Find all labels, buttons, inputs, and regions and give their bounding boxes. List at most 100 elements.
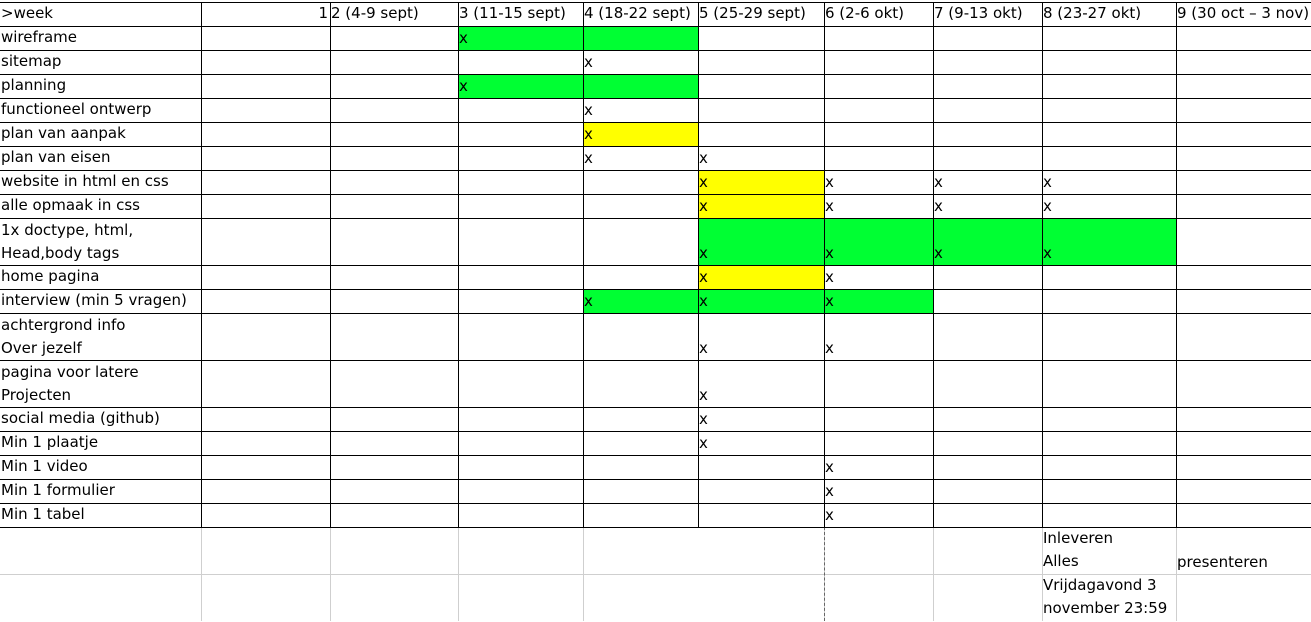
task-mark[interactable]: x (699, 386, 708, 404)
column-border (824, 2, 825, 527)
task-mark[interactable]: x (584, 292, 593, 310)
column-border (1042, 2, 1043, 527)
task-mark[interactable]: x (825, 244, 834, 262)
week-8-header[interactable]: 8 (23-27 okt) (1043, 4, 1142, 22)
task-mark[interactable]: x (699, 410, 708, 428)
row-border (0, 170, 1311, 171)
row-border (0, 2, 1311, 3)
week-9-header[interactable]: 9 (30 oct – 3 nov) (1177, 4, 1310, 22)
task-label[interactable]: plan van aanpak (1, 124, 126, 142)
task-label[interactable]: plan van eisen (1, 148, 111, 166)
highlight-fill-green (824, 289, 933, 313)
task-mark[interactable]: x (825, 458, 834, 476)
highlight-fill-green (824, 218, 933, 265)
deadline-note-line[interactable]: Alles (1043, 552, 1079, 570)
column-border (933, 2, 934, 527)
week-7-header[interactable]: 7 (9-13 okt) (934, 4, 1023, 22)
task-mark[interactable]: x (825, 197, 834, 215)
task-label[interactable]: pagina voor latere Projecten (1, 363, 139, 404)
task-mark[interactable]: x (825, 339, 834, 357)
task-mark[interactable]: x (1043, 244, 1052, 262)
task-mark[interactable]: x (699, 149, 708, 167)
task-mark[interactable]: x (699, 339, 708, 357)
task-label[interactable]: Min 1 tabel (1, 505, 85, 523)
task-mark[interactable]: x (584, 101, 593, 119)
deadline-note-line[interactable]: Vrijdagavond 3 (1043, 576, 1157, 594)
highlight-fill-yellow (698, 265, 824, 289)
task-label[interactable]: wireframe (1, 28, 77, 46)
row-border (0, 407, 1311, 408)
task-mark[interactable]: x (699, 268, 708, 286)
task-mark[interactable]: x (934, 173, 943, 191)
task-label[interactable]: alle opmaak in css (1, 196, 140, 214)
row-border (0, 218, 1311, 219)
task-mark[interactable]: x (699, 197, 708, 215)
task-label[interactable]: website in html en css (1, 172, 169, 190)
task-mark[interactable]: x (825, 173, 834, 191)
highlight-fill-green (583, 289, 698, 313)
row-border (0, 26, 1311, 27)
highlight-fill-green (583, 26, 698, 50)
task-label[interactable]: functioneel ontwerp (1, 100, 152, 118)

----

#### [Short task]
Copy the part of the records that opens with the line containing "task-mark[interactable]: x (699, 386, 708, 404)" and closes with the line containing "highlight-fill-green (824, 218, 933, 265)", keeping both end lines and changing nothing.

#### [Full output]
task-mark[interactable]: x (699, 386, 708, 404)
column-border (824, 2, 825, 527)
task-mark[interactable]: x (584, 292, 593, 310)
column-border (1042, 2, 1043, 527)
task-mark[interactable]: x (825, 244, 834, 262)
week-8-header[interactable]: 8 (23-27 okt) (1043, 4, 1142, 22)
task-mark[interactable]: x (699, 410, 708, 428)
row-border (0, 170, 1311, 171)
row-border (0, 2, 1311, 3)
week-9-header[interactable]: 9 (30 oct – 3 nov) (1177, 4, 1310, 22)
task-label[interactable]: plan van aanpak (1, 124, 126, 142)
task-label[interactable]: plan van eisen (1, 148, 111, 166)
highlight-fill-green (824, 289, 933, 313)
task-mark[interactable]: x (825, 458, 834, 476)
highlight-fill-green (824, 218, 933, 265)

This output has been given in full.